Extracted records
-------------------------
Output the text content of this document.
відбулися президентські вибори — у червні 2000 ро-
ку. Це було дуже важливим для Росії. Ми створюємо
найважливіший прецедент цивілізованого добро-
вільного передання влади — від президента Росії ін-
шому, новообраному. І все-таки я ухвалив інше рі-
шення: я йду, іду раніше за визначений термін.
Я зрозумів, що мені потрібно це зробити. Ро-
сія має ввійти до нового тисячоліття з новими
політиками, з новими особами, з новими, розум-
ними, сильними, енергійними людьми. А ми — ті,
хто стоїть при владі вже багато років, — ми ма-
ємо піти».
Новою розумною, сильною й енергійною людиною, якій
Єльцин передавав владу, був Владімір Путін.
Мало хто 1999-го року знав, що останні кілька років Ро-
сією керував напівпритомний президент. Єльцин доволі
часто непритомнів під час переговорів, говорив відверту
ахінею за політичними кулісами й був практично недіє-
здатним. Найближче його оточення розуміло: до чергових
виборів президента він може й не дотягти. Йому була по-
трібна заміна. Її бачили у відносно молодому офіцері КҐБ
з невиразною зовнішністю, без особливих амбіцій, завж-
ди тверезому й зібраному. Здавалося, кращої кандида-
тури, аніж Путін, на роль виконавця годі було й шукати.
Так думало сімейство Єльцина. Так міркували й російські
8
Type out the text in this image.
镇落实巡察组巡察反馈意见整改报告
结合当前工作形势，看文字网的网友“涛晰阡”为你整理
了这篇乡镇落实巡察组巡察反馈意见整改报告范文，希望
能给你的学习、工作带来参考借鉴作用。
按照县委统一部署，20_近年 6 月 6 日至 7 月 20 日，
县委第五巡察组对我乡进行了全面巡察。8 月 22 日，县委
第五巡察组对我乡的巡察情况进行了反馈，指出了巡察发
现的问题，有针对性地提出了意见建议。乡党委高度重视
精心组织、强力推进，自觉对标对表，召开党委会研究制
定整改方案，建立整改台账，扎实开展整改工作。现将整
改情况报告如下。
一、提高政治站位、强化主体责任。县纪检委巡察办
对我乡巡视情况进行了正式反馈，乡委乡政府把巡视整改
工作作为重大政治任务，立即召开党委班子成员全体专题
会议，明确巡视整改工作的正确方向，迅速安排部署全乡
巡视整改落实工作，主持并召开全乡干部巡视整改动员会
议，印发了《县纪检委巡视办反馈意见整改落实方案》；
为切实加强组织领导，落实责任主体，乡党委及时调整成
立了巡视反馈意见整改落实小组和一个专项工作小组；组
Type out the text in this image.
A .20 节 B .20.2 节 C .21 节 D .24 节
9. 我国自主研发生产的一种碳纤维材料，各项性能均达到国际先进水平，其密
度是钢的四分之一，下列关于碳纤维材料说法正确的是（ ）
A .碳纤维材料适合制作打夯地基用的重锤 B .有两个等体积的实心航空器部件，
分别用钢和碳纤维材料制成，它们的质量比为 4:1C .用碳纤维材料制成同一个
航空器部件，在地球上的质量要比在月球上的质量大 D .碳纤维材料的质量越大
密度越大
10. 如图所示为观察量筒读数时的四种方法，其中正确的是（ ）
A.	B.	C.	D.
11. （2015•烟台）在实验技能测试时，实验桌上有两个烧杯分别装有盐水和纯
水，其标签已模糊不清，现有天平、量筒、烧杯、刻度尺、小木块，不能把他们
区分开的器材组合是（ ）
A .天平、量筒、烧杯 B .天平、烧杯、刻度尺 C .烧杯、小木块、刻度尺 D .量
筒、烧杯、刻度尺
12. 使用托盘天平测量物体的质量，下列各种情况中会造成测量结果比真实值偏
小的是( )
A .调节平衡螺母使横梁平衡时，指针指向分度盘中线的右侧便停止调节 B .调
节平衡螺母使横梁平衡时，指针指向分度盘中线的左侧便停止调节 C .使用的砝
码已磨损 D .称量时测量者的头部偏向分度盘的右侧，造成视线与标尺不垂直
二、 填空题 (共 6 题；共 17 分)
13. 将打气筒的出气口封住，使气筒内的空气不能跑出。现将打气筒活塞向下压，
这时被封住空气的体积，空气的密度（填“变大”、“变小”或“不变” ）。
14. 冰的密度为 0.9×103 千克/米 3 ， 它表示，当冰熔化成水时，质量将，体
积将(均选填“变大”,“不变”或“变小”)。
-------------------------
▶ _GIVEN PROBLEM_:
Each record above should be returned exactly as it appears.

▶ _THE COMPLETED TASK_:
Output the text content of this document.
відбулися президентські вибори — у червні 2000 ро-
ку. Це було дуже важливим для Росії. Ми створюємо
найважливіший прецедент цивілізованого добро-
вільного передання влади — від президента Росії ін-
шому, новообраному. І все-таки я ухвалив інше рі-
шення: я йду, іду раніше за визначений термін.
Я зрозумів, що мені потрібно це зробити. Ро-
сія має ввійти до нового тисячоліття з новими
політиками, з новими особами, з новими, розум-
ними, сильними, енергійними людьми. А ми — ті,
хто стоїть при владі вже багато років, — ми ма-
ємо піти».
Новою розумною, сильною й енергійною людиною, якій
Єльцин передавав владу, був Владімір Путін.
Мало хто 1999-го року знав, що останні кілька років Ро-
сією керував напівпритомний президент. Єльцин доволі
часто непритомнів під час переговорів, говорив відверту
ахінею за політичними кулісами й був практично недіє-
здатним. Найближче його оточення розуміло: до чергових
виборів президента він може й не дотягти. Йому була по-
трібна заміна. Її бачили у відносно молодому офіцері КҐБ
з невиразною зовнішністю, без особливих амбіцій, завж-
ди тверезому й зібраному. Здавалося, кращої кандида-
тури, аніж Путін, на роль виконавця годі було й шукати.
Так думало сімейство Єльцина. Так міркували й російські
8
Type out the text in this image.
镇落实巡察组巡察反馈意见整改报告
结合当前工作形势，看文字网的网友“涛晰阡”为你整理
了这篇乡镇落实巡察组巡察反馈意见整改报告范文，希望
能给你的学习、工作带来参考借鉴作用。
按照县委统一部署，20_近年 6 月 6 日至 7 月 20 日，
县委第五巡察组对我乡进行了全面巡察。8 月 22 日，县委
第五巡察组对我乡的巡察情况进行了反馈，指出了巡察发
现的问题，有针对性地提出了意见建议。乡党委高度重视
精心组织、强力推进，自觉对标对表，召开党委会研究制
定整改方案，建立整改台账，扎实开展整改工作。现将整
改情况报告如下。
一、提高政治站位、强化主体责任。县纪检委巡察办
对我乡巡视情况进行了正式反馈，乡委乡政府把巡视整改
工作作为重大政治任务，立即召开党委班子成员全体专题
会议，明确巡视整改工作的正确方向，迅速安排部署全乡
巡视整改落实工作，主持并召开全乡干部巡视整改动员会
议，印发了《县纪检委巡视办反馈意见整改落实方案》；
为切实加强组织领导，落实责任主体，乡党委及时调整成
立了巡视反馈意见整改落实小组和一个专项工作小组；组
Type out the text in this image.
A .20 节 B .20.2 节 C .21 节 D .24 节
9. 我国自主研发生产的一种碳纤维材料，各项性能均达到国际先进水平，其密
度是钢的四分之一，下列关于碳纤维材料说法正确的是（ ）
A .碳纤维材料适合制作打夯地基用的重锤 B .有两个等体积的实心航空器部件，
分别用钢和碳纤维材料制成，它们的质量比为 4:1C .用碳纤维材料制成同一个
航空器部件，在地球上的质量要比在月球上的质量大 D .碳纤维材料的质量越大
密度越大
10. 如图所示为观察量筒读数时的四种方法，其中正确的是（ ）
A.	B.	C.	D.
11. （2015•烟台）在实验技能测试时，实验桌上有两个烧杯分别装有盐水和纯
水，其标签已模糊不清，现有天平、量筒、烧杯、刻度尺、小木块，不能把他们
区分开的器材组合是（ ）
A .天平、量筒、烧杯 B .天平、烧杯、刻度尺 C .烧杯、小木块、刻度尺 D .量
筒、烧杯、刻度尺
12. 使用托盘天平测量物体的质量，下列各种情况中会造成测量结果比真实值偏
小的是( )
A .调节平衡螺母使横梁平衡时，指针指向分度盘中线的右侧便停止调节 B .调
节平衡螺母使横梁平衡时，指针指向分度盘中线的左侧便停止调节 C .使用的砝
码已磨损 D .称量时测量者的头部偏向分度盘的右侧，造成视线与标尺不垂直
二、 填空题 (共 6 题；共 17 分)
13. 将打气筒的出气口封住，使气筒内的空气不能跑出。现将打气筒活塞向下压，
这时被封住空气的体积，空气的密度（填“变大”、“变小”或“不变” ）。
14. 冰的密度为 0.9×103 千克/米 3 ， 它表示，当冰熔化成水时，质量将，体
积将(均选填“变大”,“不变”或“变小”)。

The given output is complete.